Return all of the entries exactly, with nothing added or left out.

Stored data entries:
_ _ _

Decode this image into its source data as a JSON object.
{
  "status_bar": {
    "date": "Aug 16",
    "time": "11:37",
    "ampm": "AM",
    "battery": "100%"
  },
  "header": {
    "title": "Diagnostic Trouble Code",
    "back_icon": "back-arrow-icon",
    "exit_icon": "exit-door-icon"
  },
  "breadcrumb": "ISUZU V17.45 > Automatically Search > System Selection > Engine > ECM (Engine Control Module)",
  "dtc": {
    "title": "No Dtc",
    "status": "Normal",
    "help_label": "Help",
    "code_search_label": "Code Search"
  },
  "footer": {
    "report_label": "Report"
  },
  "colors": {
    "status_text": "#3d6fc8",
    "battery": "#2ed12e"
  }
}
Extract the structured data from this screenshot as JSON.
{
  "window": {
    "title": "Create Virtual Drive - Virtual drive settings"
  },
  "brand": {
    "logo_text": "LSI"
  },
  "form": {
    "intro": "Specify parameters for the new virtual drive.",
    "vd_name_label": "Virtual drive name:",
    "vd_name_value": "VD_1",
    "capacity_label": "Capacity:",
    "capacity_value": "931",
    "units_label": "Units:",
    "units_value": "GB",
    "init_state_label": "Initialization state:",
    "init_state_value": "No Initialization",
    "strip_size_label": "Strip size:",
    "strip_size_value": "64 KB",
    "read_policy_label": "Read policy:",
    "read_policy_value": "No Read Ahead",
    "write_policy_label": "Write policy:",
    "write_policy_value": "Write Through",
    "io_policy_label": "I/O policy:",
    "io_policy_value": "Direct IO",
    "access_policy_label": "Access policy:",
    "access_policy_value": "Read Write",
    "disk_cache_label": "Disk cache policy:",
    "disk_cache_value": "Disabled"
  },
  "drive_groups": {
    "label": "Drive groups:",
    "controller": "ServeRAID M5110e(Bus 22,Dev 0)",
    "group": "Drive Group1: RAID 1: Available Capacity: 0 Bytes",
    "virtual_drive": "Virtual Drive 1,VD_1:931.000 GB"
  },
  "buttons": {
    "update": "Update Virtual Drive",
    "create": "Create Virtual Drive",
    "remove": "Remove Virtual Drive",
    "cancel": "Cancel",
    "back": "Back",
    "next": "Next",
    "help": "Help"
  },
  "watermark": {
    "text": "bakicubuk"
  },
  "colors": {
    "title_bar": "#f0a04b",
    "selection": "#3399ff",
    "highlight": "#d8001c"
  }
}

_ _ _

Answer for this exercise:
Decode this image into its source data as a JSON object.
{
  "status_bar": {
    "date": "Aug 16",
    "time": "11:37",
    "ampm": "AM",
    "battery": "100%"
  },
  "header": {
    "title": "Diagnostic Trouble Code",
    "back_icon": "back-arrow-icon",
    "exit_icon": "exit-door-icon"
  },
  "breadcrumb": "ISUZU V17.45 > Automatically Search > System Selection > Engine > ECM (Engine Control Module)",
  "dtc": {
    "title": "No Dtc",
    "status": "Normal",
    "help_label": "Help",
    "code_search_label": "Code Search"
  },
  "footer": {
    "report_label": "Report"
  },
  "colors": {
    "status_text": "#3d6fc8",
    "battery": "#2ed12e"
  }
}
Extract the structured data from this screenshot as JSON.
{
  "window": {
    "title": "Create Virtual Drive - Virtual drive settings"
  },
  "brand": {
    "logo_text": "LSI"
  },
  "form": {
    "intro": "Specify parameters for the new virtual drive.",
    "vd_name_label": "Virtual drive name:",
    "vd_name_value": "VD_1",
    "capacity_label": "Capacity:",
    "capacity_value": "931",
    "units_label": "Units:",
    "units_value": "GB",
    "init_state_label": "Initialization state:",
    "init_state_value": "No Initialization",
    "strip_size_label": "Strip size:",
    "strip_size_value": "64 KB",
    "read_policy_label": "Read policy:",
    "read_policy_value": "No Read Ahead",
    "write_policy_label": "Write policy:",
    "write_policy_value": "Write Through",
    "io_policy_label": "I/O policy:",
    "io_policy_value": "Direct IO",
    "access_policy_label": "Access policy:",
    "access_policy_value": "Read Write",
    "disk_cache_label": "Disk cache policy:",
    "disk_cache_value": "Disabled"
  },
  "drive_groups": {
    "label": "Drive groups:",
    "controller": "ServeRAID M5110e(Bus 22,Dev 0)",
    "group": "Drive Group1: RAID 1: Available Capacity: 0 Bytes",
    "virtual_drive": "Virtual Drive 1,VD_1:931.000 GB"
  },
  "buttons": {
    "update": "Update Virtual Drive",
    "create": "Create Virtual Drive",
    "remove": "Remove Virtual Drive",
    "cancel": "Cancel",
    "back": "Back",
    "next": "Next",
    "help": "Help"
  },
  "watermark": {
    "text": "bakicubuk"
  },
  "colors": {
    "title_bar": "#f0a04b",
    "selection": "#3399ff",
    "highlight": "#d8001c"
  }
}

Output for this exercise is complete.